→ Request
From the data that follows, report how many lines hold the string "high", giving only the number.

Stored records:
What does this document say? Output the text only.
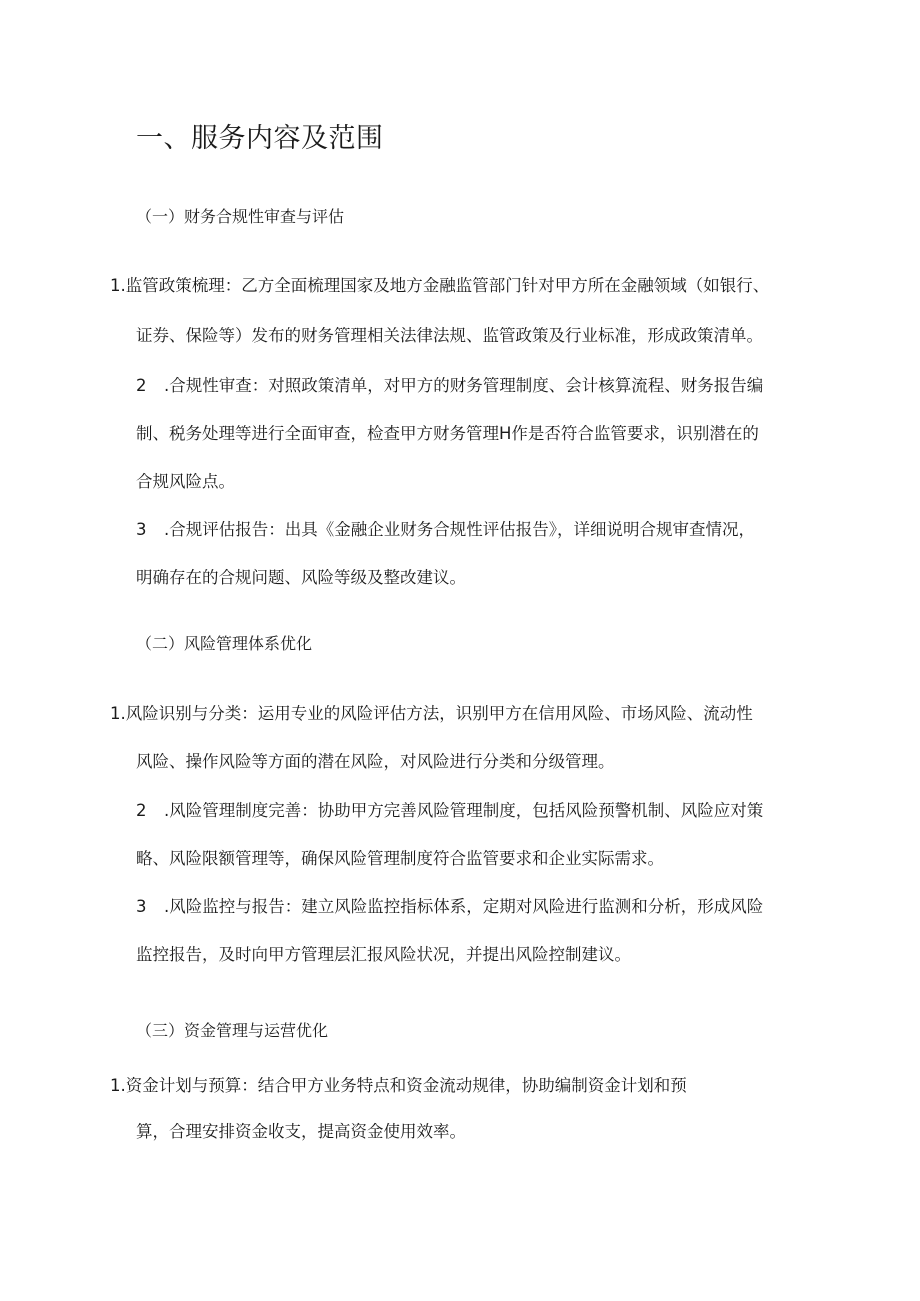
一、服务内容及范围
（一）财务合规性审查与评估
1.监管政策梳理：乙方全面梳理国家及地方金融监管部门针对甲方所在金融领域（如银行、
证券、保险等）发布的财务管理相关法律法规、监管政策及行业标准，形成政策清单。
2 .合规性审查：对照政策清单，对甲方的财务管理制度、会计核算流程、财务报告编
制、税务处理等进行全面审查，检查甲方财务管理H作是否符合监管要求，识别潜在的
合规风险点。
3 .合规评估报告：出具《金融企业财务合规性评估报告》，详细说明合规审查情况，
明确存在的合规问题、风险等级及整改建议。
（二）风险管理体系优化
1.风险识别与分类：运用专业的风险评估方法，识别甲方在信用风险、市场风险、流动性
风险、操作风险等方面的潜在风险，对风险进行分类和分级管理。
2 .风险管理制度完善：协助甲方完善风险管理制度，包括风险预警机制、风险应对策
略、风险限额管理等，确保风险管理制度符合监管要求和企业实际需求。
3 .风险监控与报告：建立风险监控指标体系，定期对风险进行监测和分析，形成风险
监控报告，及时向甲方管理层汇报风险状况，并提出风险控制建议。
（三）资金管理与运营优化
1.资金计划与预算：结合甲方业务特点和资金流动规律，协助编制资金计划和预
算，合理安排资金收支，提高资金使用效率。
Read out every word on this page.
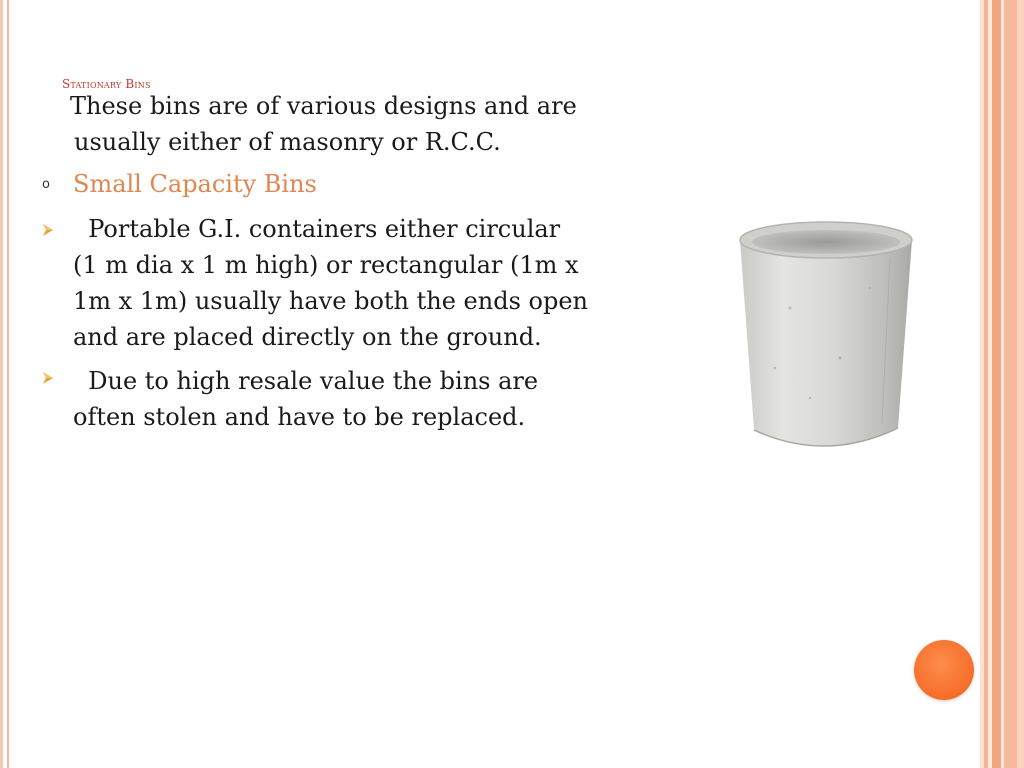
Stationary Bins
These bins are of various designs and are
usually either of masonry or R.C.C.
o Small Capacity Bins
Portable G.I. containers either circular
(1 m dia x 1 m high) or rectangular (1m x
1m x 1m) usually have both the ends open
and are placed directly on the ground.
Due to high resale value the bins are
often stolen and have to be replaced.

→ Exercise solution
2